[Saved data entries]
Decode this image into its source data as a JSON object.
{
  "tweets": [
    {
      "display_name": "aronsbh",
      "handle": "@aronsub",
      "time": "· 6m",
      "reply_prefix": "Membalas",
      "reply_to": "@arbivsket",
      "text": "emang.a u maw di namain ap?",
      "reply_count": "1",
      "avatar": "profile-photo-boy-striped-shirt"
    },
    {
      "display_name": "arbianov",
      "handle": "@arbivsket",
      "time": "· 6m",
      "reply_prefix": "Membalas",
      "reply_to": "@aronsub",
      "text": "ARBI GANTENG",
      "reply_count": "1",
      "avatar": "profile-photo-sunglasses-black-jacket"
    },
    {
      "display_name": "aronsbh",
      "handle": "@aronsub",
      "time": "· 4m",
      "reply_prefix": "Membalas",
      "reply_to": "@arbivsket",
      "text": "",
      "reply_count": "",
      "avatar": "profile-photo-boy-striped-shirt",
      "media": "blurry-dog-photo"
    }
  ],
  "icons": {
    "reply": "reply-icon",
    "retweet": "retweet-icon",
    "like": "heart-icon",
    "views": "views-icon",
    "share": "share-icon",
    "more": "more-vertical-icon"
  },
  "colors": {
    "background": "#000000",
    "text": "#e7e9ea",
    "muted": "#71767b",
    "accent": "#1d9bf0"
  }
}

...

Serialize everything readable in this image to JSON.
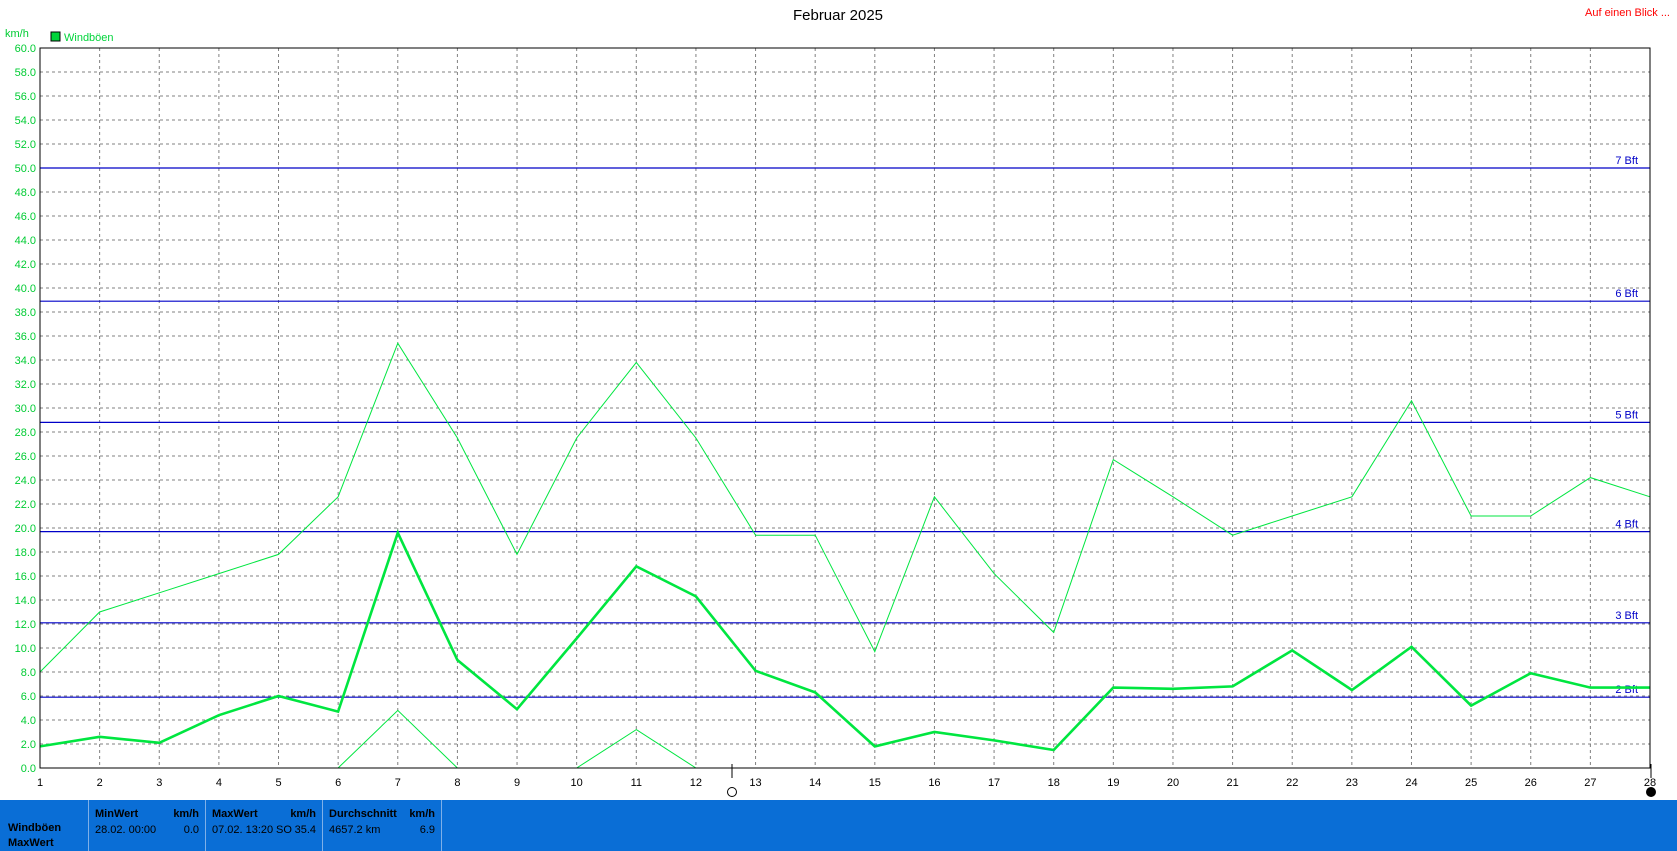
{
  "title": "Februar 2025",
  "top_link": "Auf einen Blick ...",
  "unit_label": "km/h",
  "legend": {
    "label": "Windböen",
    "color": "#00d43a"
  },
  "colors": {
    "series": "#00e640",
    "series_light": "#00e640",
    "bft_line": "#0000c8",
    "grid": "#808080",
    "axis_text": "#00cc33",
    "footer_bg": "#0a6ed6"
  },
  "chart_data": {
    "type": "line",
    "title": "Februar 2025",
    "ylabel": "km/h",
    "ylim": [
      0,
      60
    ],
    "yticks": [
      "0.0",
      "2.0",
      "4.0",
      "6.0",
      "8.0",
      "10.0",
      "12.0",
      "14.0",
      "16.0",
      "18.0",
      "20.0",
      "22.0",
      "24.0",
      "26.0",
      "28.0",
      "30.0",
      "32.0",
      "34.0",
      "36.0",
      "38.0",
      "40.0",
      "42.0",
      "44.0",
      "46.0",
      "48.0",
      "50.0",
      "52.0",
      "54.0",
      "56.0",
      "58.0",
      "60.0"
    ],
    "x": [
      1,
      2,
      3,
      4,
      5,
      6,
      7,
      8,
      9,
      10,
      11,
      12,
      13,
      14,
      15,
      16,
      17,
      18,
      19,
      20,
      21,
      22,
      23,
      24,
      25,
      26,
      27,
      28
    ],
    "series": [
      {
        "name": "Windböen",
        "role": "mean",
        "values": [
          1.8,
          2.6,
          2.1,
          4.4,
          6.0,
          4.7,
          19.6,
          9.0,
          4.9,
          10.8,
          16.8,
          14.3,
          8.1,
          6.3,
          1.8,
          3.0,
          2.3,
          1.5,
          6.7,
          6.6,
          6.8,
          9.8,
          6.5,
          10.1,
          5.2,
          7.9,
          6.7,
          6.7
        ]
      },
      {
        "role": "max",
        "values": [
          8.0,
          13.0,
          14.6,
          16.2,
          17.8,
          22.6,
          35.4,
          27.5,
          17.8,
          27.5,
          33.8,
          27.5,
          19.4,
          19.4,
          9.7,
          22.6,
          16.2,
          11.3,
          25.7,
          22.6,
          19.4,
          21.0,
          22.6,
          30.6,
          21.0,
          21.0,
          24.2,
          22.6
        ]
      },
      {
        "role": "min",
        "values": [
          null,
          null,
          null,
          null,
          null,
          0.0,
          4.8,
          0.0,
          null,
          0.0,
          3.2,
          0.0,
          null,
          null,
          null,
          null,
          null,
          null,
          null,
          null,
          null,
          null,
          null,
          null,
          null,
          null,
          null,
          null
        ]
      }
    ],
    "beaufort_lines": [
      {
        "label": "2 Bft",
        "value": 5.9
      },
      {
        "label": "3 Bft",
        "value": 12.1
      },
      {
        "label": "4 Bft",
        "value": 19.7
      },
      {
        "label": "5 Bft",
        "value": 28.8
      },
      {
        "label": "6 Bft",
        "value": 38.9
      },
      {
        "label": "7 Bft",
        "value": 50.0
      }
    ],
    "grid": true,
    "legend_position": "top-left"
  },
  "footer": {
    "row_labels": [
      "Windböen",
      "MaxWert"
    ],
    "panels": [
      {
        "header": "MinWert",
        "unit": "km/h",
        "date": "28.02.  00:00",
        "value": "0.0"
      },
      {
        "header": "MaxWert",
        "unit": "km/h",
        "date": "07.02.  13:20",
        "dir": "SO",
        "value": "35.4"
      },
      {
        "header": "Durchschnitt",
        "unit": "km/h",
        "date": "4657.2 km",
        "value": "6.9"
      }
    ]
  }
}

• [DESCRIPTION OF THE TASK] Select the lines from the entries that include the word "header".

• [FINISHED TASK]
        "header": "MinWert",
        "header": "MaxWert",
        "header": "Durchschnitt",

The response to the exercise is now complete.